## START SUPPLIED DATA
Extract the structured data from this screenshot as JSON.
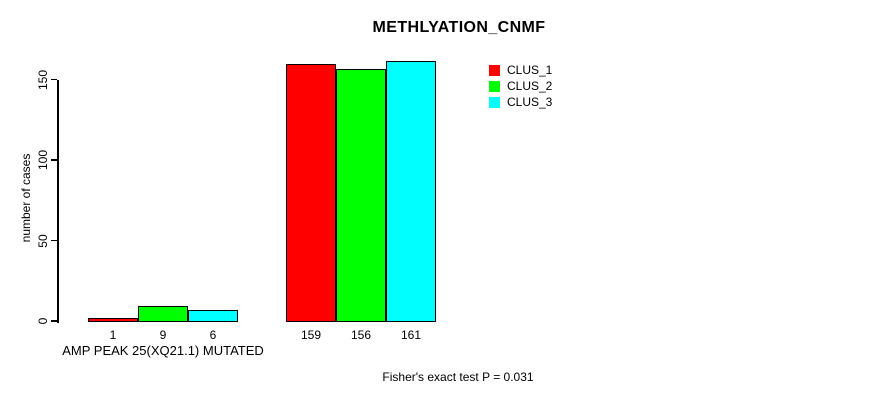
{
  "chart_data": {
    "type": "bar",
    "title": "METHLYATION_CNMF",
    "ylabel": "number of cases",
    "xlabel": "",
    "categories": [
      "AMP PEAK 25(XQ21.1) MUTATED",
      ""
    ],
    "series": [
      {
        "name": "CLUS_1",
        "color": "#ff0000",
        "values": [
          1,
          159
        ]
      },
      {
        "name": "CLUS_2",
        "color": "#00ff00",
        "values": [
          9,
          156
        ]
      },
      {
        "name": "CLUS_3",
        "color": "#00ffff",
        "values": [
          6,
          161
        ]
      }
    ],
    "bar_value_labels": [
      [
        "1",
        "9",
        "6"
      ],
      [
        "159",
        "156",
        "161"
      ]
    ],
    "yticks": [
      0,
      50,
      100,
      150
    ],
    "ylim": [
      0,
      165
    ],
    "grid": false,
    "legend_position": "top-right",
    "annotation": "Fisher's exact test P = 0.031"
  }
}
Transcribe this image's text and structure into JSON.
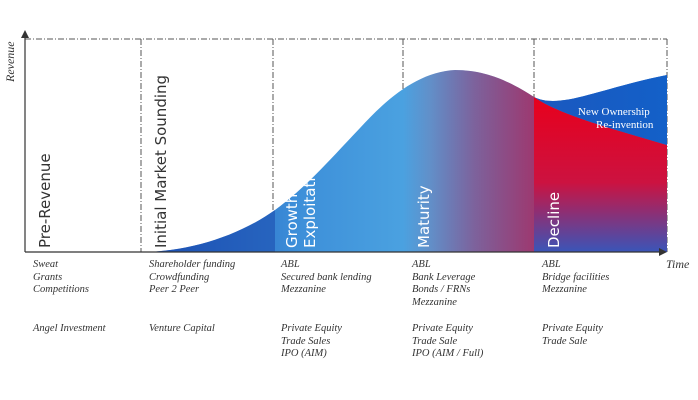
{
  "axes": {
    "y_label": "Revenue",
    "x_label": "Time"
  },
  "stages": [
    {
      "label": "Pre-Revenue"
    },
    {
      "label": "Initial Market Sounding"
    },
    {
      "label_line1": "Growth / Commercial",
      "label_line2": "Exploitation"
    },
    {
      "label": "Maturity"
    },
    {
      "label": "Decline"
    }
  ],
  "overlay": {
    "line1": "New Ownership",
    "line2": "Re-invention"
  },
  "funding": [
    {
      "group1": [
        "Sweat",
        "Grants",
        "Competitions"
      ],
      "group2": [
        "Angel Investment"
      ]
    },
    {
      "group1": [
        "Shareholder funding",
        "Crowdfunding",
        "Peer 2 Peer"
      ],
      "group2": [
        "Venture Capital"
      ]
    },
    {
      "group1": [
        "ABL",
        "Secured bank lending",
        "Mezzanine"
      ],
      "group2": [
        "Private Equity",
        "Trade Sales",
        "IPO (AIM)"
      ]
    },
    {
      "group1": [
        "ABL",
        "Bank Leverage",
        "Bonds / FRNs",
        "Mezzanine"
      ],
      "group2": [
        "Private Equity",
        "Trade Sale",
        "IPO (AIM / Full)"
      ]
    },
    {
      "group1": [
        "ABL",
        "Bridge facilities",
        "Mezzanine"
      ],
      "group2": [
        "Private Equity",
        "Trade Sale"
      ]
    }
  ],
  "colors": {
    "blue_dark": "#1a5cc0",
    "blue_light": "#4aa0e0",
    "red": "#e0001a",
    "text": "#333333"
  }
}
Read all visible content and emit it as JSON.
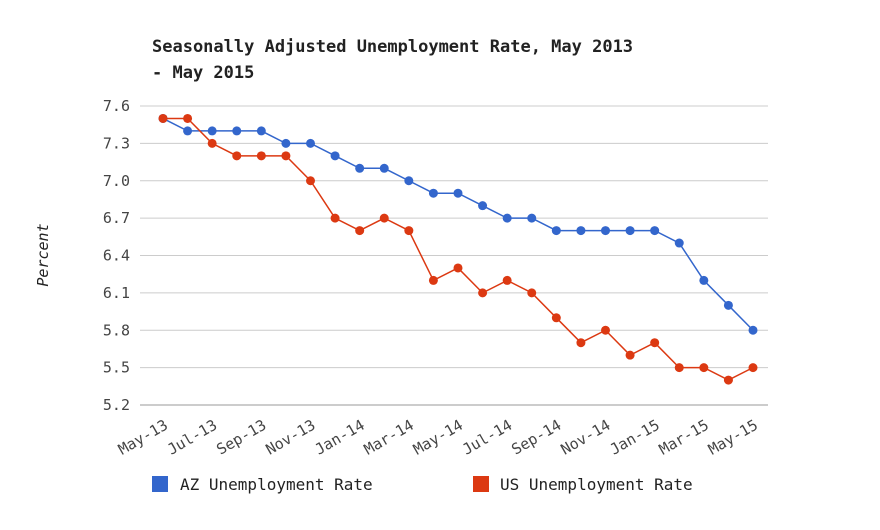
{
  "chart_data": {
    "type": "line",
    "title_line1": "Seasonally Adjusted Unemployment Rate, May 2013",
    "title_line2": "- May 2015",
    "xlabel": "",
    "ylabel": "Percent",
    "ylim": [
      5.2,
      7.6
    ],
    "yticks": [
      "7.6",
      "7.3",
      "7.0",
      "6.7",
      "6.4",
      "6.1",
      "5.8",
      "5.5",
      "5.2"
    ],
    "ytick_values": [
      7.6,
      7.3,
      7.0,
      6.7,
      6.4,
      6.1,
      5.8,
      5.5,
      5.2
    ],
    "x": [
      "May-13",
      "Jun-13",
      "Jul-13",
      "Aug-13",
      "Sep-13",
      "Oct-13",
      "Nov-13",
      "Dec-13",
      "Jan-14",
      "Feb-14",
      "Mar-14",
      "Apr-14",
      "May-14",
      "Jun-14",
      "Jul-14",
      "Aug-14",
      "Sep-14",
      "Oct-14",
      "Nov-14",
      "Dec-14",
      "Jan-15",
      "Feb-15",
      "Mar-15",
      "Apr-15",
      "May-15"
    ],
    "xtick_labels": [
      "May-13",
      "Jul-13",
      "Sep-13",
      "Nov-13",
      "Jan-14",
      "Mar-14",
      "May-14",
      "Jul-14",
      "Sep-14",
      "Nov-14",
      "Jan-15",
      "Mar-15",
      "May-15"
    ],
    "grid": true,
    "legend_position": "bottom",
    "series": [
      {
        "name": "AZ Unemployment Rate",
        "color": "#3366cc",
        "values": [
          7.5,
          7.4,
          7.4,
          7.4,
          7.4,
          7.3,
          7.3,
          7.2,
          7.1,
          7.1,
          7.0,
          6.9,
          6.9,
          6.8,
          6.7,
          6.7,
          6.6,
          6.6,
          6.6,
          6.6,
          6.6,
          6.5,
          6.2,
          6.0,
          5.8
        ]
      },
      {
        "name": "US Unemployment Rate",
        "color": "#dc3912",
        "values": [
          7.5,
          7.5,
          7.3,
          7.2,
          7.2,
          7.2,
          7.0,
          6.7,
          6.6,
          6.7,
          6.6,
          6.2,
          6.3,
          6.1,
          6.2,
          6.1,
          5.9,
          5.7,
          5.8,
          5.6,
          5.7,
          5.5,
          5.5,
          5.4,
          5.5
        ]
      }
    ]
  }
}
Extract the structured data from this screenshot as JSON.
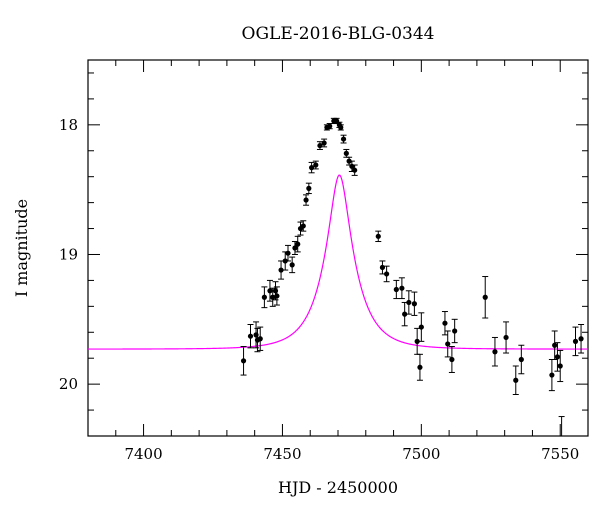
{
  "chart_data": {
    "type": "scatter",
    "title": "OGLE-2016-BLG-0344",
    "xlabel": "HJD - 2450000",
    "ylabel": "I magnitude",
    "xlim": [
      7380,
      7560
    ],
    "ylim": [
      20.4,
      17.5
    ],
    "y_inverted": true,
    "xticks": [
      7400,
      7450,
      7500,
      7550
    ],
    "yticks": [
      18,
      19,
      20
    ],
    "x_minor_step": 10,
    "y_minor_step": 0.2,
    "grid": false,
    "colors": {
      "points": "#000000",
      "model": "#ff00ff"
    },
    "series": [
      {
        "kind": "points_with_errorbars",
        "x": [
          7436.0,
          7438.5,
          7440.5,
          7441.0,
          7442.0,
          7443.5,
          7445.5,
          7446.5,
          7447.5,
          7448.0,
          7449.5,
          7451.0,
          7452.0,
          7453.5,
          7454.5,
          7455.5,
          7456.5,
          7457.5,
          7458.5,
          7459.5,
          7460.5,
          7462.0,
          7463.5,
          7465.0,
          7466.0,
          7467.0,
          7468.5,
          7469.5,
          7470.5,
          7471.0,
          7472.0,
          7473.0,
          7474.0,
          7475.0,
          7476.0,
          7484.5,
          7486.0,
          7487.5,
          7491.0,
          7493.0,
          7494.0,
          7495.5,
          7497.5,
          7498.5,
          7499.5,
          7500.0,
          7508.5,
          7509.5,
          7511.0,
          7512.0,
          7523.0,
          7526.5,
          7530.5,
          7534.0,
          7536.0,
          7547.0,
          7548.0,
          7549.0,
          7550.0,
          7550.5,
          7555.5,
          7557.5
        ],
        "y": [
          19.82,
          19.63,
          19.62,
          19.66,
          19.65,
          19.33,
          19.28,
          19.33,
          19.28,
          19.32,
          19.12,
          19.05,
          18.99,
          19.08,
          18.95,
          18.92,
          18.8,
          18.78,
          18.58,
          18.49,
          18.33,
          18.31,
          18.16,
          18.14,
          18.02,
          18.01,
          17.97,
          17.97,
          18.0,
          18.02,
          18.11,
          18.22,
          18.28,
          18.32,
          18.35,
          18.86,
          19.1,
          19.15,
          19.27,
          19.26,
          19.46,
          19.37,
          19.38,
          19.67,
          19.87,
          19.56,
          19.53,
          19.69,
          19.81,
          19.59,
          19.33,
          19.75,
          19.64,
          19.97,
          19.81,
          19.93,
          19.7,
          19.79,
          19.86,
          20.43,
          19.67,
          19.65
        ],
        "err": [
          0.11,
          0.09,
          0.1,
          0.09,
          0.09,
          0.08,
          0.08,
          0.07,
          0.07,
          0.07,
          0.07,
          0.07,
          0.06,
          0.06,
          0.05,
          0.06,
          0.05,
          0.04,
          0.04,
          0.04,
          0.04,
          0.03,
          0.03,
          0.03,
          0.02,
          0.02,
          0.02,
          0.02,
          0.02,
          0.02,
          0.03,
          0.03,
          0.03,
          0.04,
          0.04,
          0.04,
          0.05,
          0.06,
          0.07,
          0.08,
          0.09,
          0.09,
          0.09,
          0.1,
          0.1,
          0.11,
          0.09,
          0.1,
          0.1,
          0.09,
          0.16,
          0.11,
          0.12,
          0.11,
          0.11,
          0.12,
          0.11,
          0.11,
          0.12,
          0.18,
          0.11,
          0.11
        ]
      },
      {
        "kind": "model_curve",
        "model": "point-lens microlensing fit",
        "t0": 7470.5,
        "u0": 0.3,
        "tE": 10.8,
        "i_base": 19.73
      }
    ]
  }
}
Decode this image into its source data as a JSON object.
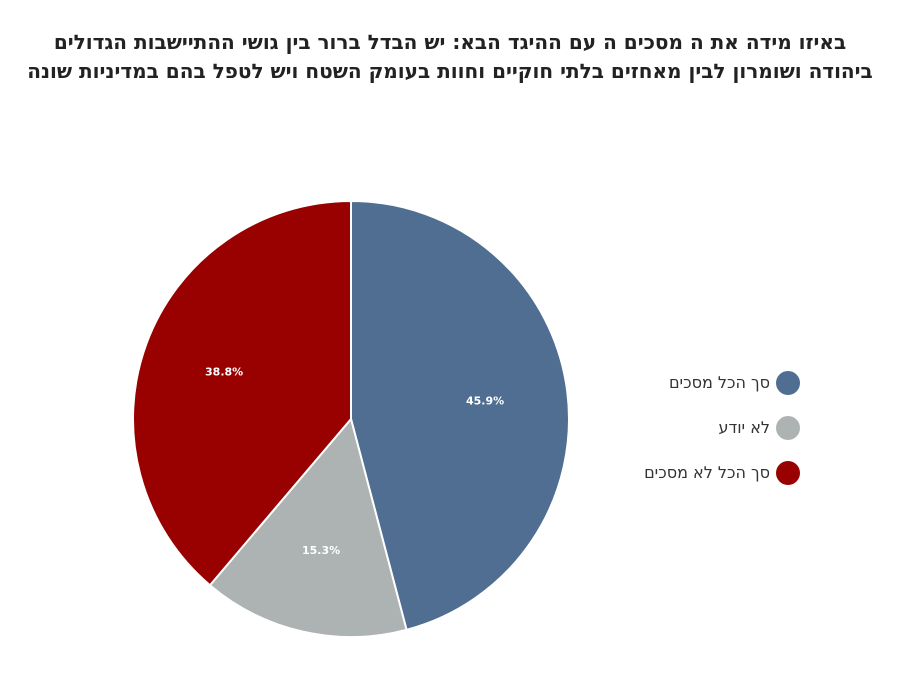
{
  "chart_data": {
    "type": "pie",
    "title": "באיזו מידה את ה מסכים ה עם ההיגד הבא: יש הבדל ברור בין גושי ההתיישבות הגדולים ביהודה ושומרון לבין מאחזים בלתי חוקיים וחוות בעומק השטח ויש לטפל בהם במדיניות שונה",
    "slices": [
      {
        "label": "סך הכל מסכים",
        "value": 45.9,
        "display": "45.9%",
        "color": "#4f6e91"
      },
      {
        "label": "לא יודע",
        "value": 15.3,
        "display": "15.3%",
        "color": "#adb2b2"
      },
      {
        "label": "סך הכל לא מסכים",
        "value": 38.8,
        "display": "38.8%",
        "color": "#990000"
      }
    ],
    "legend_position": "right",
    "start_angle": "12 o'clock",
    "direction": "clockwise"
  }
}
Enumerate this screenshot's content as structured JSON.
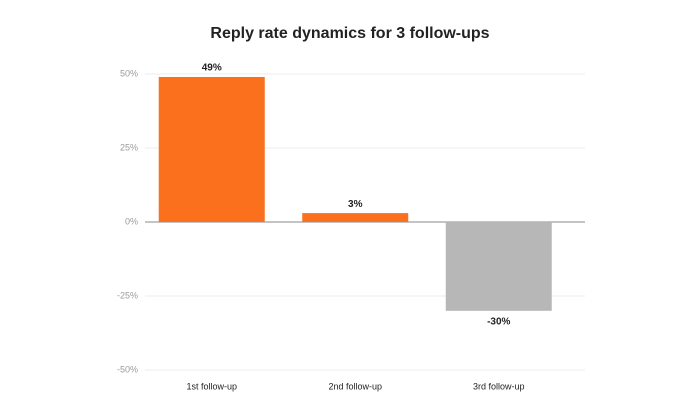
{
  "chart_data": {
    "type": "bar",
    "title": "Reply rate dynamics for 3 follow-ups",
    "categories": [
      "1st follow-up",
      "2nd follow-up",
      "3rd follow-up"
    ],
    "values": [
      49,
      3,
      -30
    ],
    "value_labels": [
      "49%",
      "3%",
      "-30%"
    ],
    "colors": [
      "#fa701c",
      "#fa701c",
      "#b7b7b7"
    ],
    "ylim": [
      -50,
      50
    ],
    "yticks": [
      {
        "value": -50,
        "label": "-50%"
      },
      {
        "value": -25,
        "label": "-25%"
      },
      {
        "value": 0,
        "label": "0%"
      },
      {
        "value": 25,
        "label": "25%"
      },
      {
        "value": 50,
        "label": "50%"
      }
    ],
    "grid": true
  }
}
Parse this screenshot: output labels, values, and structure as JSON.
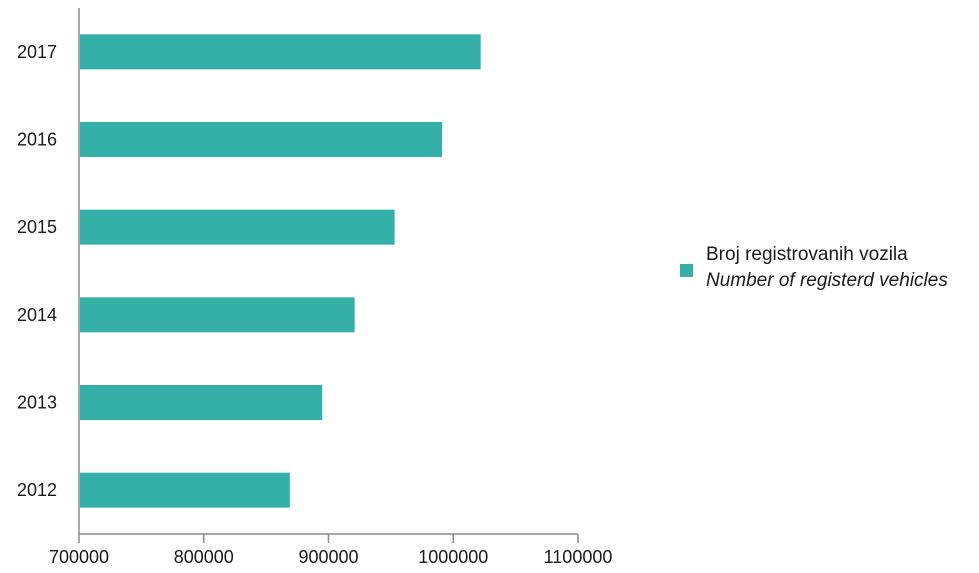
{
  "chart_data": {
    "type": "bar",
    "orientation": "horizontal",
    "categories": [
      "2017",
      "2016",
      "2015",
      "2014",
      "2013",
      "2012"
    ],
    "series": [
      {
        "name": "Broj registrovanih vozila",
        "name_secondary": "Number of registerd vehicles",
        "values": [
          1022000,
          991000,
          953000,
          921000,
          895000,
          869000
        ]
      }
    ],
    "x_ticks": [
      "700000",
      "800000",
      "900000",
      "1000000",
      "1100000"
    ],
    "xlim": [
      700000,
      1100000
    ],
    "grid": false,
    "legend_position": "right",
    "bar_color": "#35b0a8",
    "axis_color": "#8c8c8c"
  }
}
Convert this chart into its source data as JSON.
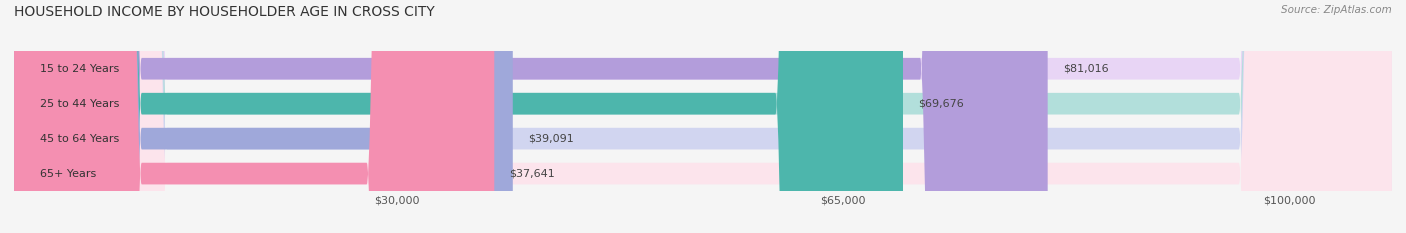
## END SUPPLIED DATA
> [TASK TO CARRY OUT] Select and copy each line from the data that includes the word "this".

> [TASK RESULT]
Extract the structured data from this screenshot as JSON.
Transcribe this image's text and structure into JSON.
Extract the structured data from this screenshot as JSON.
Decode this image into its source data as a JSON object.
Enumerate this screenshot's content as structured JSON.
Parse this screenshot: output labels, values, and structure as JSON.
Convert this chart into its source data as JSON.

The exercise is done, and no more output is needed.